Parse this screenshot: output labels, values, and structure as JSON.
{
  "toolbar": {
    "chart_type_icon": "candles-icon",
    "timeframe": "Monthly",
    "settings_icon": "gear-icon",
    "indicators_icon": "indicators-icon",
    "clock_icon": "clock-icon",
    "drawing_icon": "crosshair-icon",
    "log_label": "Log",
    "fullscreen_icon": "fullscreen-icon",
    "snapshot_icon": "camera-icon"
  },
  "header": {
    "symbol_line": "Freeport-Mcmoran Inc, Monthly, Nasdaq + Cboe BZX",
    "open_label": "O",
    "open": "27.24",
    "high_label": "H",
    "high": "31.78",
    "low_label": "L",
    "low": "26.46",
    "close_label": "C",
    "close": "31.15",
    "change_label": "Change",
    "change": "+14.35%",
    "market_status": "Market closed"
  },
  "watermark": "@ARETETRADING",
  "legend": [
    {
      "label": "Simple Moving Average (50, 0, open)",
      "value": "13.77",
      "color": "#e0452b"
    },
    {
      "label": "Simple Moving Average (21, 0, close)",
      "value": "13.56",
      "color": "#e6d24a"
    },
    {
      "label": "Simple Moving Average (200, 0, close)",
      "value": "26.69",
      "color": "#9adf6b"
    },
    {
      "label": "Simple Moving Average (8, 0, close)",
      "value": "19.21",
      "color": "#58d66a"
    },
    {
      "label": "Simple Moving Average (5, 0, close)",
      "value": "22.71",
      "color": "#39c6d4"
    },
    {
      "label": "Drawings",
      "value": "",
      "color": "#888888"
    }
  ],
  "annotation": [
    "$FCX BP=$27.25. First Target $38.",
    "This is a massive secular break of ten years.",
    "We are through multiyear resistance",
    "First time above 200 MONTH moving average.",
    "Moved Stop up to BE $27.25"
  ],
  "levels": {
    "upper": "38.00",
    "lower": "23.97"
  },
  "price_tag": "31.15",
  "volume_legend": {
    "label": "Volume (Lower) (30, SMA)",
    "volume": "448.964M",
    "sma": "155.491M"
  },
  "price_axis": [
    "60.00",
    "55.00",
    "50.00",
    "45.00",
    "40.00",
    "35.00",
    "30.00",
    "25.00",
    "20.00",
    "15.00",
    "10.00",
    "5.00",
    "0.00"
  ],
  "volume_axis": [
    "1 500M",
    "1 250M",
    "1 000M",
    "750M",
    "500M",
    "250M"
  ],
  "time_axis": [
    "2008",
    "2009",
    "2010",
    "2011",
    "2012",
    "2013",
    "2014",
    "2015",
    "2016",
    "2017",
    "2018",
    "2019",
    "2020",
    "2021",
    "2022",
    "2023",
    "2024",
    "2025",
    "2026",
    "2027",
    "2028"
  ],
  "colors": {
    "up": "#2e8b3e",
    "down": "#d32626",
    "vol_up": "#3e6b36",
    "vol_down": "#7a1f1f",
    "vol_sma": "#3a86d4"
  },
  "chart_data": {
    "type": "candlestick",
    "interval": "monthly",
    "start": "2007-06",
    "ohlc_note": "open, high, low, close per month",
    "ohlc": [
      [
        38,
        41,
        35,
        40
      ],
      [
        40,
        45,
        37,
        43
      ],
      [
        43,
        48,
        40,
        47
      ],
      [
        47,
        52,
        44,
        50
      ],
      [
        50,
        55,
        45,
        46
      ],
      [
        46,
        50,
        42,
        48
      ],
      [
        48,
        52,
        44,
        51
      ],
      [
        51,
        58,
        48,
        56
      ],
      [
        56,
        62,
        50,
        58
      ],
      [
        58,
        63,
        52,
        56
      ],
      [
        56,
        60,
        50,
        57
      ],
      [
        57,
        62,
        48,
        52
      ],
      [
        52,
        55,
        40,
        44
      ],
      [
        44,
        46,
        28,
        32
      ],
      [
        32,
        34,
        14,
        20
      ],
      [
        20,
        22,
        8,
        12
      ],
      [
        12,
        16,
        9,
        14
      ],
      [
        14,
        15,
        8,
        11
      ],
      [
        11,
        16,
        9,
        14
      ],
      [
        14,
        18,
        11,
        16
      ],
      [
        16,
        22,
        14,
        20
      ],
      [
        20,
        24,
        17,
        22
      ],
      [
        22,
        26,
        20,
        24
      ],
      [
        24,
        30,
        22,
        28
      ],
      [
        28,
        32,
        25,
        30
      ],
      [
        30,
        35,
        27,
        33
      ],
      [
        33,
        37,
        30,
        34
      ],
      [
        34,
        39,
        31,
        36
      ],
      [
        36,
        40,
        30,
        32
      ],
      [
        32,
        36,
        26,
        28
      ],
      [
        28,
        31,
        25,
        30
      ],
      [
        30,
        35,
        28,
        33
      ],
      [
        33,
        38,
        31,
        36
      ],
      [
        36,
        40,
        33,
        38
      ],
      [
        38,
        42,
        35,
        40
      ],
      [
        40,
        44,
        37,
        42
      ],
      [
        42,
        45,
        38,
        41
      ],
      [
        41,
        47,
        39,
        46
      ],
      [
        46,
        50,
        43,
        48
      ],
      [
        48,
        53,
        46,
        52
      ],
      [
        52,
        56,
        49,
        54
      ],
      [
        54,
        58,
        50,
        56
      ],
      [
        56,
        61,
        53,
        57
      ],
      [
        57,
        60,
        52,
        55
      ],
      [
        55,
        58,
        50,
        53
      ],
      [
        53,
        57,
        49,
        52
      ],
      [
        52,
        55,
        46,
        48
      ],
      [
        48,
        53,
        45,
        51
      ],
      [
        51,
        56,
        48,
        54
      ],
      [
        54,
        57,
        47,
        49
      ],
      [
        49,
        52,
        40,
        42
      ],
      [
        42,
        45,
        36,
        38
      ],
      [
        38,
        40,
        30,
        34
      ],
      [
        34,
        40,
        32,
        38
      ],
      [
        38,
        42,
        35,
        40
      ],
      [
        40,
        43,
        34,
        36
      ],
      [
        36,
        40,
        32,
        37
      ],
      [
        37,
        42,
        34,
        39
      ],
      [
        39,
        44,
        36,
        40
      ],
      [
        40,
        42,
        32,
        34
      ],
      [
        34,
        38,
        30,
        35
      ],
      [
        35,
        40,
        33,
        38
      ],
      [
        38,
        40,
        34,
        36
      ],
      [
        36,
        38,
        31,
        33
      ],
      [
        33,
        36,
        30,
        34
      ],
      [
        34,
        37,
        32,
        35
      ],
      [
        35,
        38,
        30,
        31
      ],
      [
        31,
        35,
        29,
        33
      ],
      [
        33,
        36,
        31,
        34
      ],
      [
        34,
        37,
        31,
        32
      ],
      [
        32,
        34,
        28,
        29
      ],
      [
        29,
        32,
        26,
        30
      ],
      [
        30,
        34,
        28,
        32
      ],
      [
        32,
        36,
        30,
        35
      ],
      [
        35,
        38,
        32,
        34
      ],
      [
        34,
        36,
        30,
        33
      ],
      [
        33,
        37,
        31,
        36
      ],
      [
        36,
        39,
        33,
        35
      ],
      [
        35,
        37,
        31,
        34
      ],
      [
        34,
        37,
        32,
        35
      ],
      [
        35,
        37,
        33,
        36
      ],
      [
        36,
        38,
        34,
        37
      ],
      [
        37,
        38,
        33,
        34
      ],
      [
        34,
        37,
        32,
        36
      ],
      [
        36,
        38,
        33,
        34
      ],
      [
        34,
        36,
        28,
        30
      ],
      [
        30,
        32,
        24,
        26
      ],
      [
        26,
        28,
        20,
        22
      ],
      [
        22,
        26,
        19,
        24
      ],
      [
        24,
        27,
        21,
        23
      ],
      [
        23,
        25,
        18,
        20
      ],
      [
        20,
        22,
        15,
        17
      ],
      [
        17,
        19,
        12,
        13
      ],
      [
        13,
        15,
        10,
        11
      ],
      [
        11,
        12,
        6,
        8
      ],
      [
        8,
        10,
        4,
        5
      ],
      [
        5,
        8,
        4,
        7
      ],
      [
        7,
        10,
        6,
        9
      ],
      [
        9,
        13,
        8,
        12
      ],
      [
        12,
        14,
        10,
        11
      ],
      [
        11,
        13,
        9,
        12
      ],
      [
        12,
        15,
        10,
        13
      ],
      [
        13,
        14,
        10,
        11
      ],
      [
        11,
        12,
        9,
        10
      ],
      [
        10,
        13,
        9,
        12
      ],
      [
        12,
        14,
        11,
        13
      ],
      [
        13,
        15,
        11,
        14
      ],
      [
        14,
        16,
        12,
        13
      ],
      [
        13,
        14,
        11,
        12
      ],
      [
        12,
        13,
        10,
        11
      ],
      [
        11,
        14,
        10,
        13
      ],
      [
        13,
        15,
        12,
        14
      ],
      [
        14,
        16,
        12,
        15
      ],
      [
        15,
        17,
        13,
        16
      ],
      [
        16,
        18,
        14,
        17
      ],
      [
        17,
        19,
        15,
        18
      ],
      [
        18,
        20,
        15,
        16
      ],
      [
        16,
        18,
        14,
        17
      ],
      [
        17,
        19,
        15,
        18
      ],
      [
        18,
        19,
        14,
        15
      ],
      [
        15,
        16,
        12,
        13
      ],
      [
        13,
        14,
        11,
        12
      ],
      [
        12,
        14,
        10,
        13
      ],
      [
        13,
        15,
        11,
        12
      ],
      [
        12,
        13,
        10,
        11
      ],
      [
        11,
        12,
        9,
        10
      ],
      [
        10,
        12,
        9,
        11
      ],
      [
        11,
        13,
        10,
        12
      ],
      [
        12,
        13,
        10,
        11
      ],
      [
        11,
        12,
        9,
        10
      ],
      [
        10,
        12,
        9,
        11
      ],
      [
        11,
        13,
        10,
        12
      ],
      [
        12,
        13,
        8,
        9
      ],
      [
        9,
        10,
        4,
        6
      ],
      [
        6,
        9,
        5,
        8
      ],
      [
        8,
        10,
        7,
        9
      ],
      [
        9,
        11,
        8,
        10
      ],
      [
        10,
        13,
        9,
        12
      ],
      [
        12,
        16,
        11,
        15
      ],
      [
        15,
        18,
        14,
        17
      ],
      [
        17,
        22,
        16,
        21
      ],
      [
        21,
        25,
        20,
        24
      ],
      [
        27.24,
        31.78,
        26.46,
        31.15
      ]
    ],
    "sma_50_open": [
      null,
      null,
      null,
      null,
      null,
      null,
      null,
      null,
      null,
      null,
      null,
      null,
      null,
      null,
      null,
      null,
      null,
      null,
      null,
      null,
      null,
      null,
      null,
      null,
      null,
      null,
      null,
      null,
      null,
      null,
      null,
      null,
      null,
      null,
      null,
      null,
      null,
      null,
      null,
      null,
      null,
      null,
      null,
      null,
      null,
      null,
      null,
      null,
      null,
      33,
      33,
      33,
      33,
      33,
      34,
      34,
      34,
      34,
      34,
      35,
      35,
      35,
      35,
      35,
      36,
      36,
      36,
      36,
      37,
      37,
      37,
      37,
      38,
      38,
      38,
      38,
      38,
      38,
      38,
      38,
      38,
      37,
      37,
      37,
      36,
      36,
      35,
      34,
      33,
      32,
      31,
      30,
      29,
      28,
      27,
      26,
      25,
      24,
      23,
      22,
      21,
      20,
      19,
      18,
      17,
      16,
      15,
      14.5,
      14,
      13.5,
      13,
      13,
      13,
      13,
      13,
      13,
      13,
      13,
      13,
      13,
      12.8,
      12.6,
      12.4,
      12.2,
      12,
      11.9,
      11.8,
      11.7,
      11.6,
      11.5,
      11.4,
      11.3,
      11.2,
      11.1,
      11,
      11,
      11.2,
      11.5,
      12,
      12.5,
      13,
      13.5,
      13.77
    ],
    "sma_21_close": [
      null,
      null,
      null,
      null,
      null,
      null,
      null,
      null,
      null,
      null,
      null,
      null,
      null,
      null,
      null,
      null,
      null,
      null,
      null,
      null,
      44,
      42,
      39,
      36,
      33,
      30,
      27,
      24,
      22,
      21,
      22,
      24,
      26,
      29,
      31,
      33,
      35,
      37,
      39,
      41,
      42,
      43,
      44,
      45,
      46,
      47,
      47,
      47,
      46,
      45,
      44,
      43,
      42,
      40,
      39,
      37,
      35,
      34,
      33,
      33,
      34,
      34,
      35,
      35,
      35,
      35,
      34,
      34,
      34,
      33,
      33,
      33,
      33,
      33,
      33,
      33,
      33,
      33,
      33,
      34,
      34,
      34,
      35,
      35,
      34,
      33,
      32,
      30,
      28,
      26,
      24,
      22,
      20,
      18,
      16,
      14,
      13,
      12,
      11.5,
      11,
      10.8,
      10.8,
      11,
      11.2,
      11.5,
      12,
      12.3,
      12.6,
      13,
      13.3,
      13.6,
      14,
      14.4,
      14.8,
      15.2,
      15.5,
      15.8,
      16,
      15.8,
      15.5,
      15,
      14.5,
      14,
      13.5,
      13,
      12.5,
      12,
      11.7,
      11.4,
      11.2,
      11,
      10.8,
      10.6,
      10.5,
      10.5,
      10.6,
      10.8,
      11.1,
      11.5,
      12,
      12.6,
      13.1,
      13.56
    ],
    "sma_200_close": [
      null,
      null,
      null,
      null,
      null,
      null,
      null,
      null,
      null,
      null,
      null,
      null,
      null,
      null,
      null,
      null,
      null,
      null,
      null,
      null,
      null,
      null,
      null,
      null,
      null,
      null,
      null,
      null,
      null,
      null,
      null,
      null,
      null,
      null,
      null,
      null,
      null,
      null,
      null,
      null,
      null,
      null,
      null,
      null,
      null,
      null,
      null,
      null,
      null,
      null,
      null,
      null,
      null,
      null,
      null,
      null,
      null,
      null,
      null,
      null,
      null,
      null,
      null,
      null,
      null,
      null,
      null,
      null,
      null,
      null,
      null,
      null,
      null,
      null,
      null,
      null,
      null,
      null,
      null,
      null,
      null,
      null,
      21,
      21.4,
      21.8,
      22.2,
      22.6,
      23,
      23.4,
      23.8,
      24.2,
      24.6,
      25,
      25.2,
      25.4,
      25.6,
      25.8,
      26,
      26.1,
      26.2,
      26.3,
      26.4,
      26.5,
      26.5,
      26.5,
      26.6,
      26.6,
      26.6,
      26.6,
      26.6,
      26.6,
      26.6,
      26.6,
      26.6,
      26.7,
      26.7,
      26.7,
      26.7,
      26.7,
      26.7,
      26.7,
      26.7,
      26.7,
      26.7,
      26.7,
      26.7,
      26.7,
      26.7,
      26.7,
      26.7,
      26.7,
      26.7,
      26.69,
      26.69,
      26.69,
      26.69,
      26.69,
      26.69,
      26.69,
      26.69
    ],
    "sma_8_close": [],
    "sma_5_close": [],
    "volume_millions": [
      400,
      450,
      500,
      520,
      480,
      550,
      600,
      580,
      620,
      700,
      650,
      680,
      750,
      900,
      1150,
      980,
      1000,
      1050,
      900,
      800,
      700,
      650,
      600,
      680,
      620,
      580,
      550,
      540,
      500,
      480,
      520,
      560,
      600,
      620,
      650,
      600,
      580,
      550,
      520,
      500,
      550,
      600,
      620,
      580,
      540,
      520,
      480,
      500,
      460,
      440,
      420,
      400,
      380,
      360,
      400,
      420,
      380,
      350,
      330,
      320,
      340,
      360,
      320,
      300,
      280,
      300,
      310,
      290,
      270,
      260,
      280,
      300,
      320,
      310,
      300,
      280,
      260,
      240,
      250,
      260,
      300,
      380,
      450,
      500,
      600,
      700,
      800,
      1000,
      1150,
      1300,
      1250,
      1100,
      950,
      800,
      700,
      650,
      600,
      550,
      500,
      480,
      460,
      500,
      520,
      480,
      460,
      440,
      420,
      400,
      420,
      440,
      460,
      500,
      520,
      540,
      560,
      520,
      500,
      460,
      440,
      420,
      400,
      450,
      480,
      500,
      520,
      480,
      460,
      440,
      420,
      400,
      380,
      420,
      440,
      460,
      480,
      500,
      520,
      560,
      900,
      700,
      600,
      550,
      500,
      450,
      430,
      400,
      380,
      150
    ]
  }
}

===

▶ THE EXERCISE:
In the listing, how many lines hold "icon"? Answer with a bare number.

▶ EXERCISE RESPONSE:
7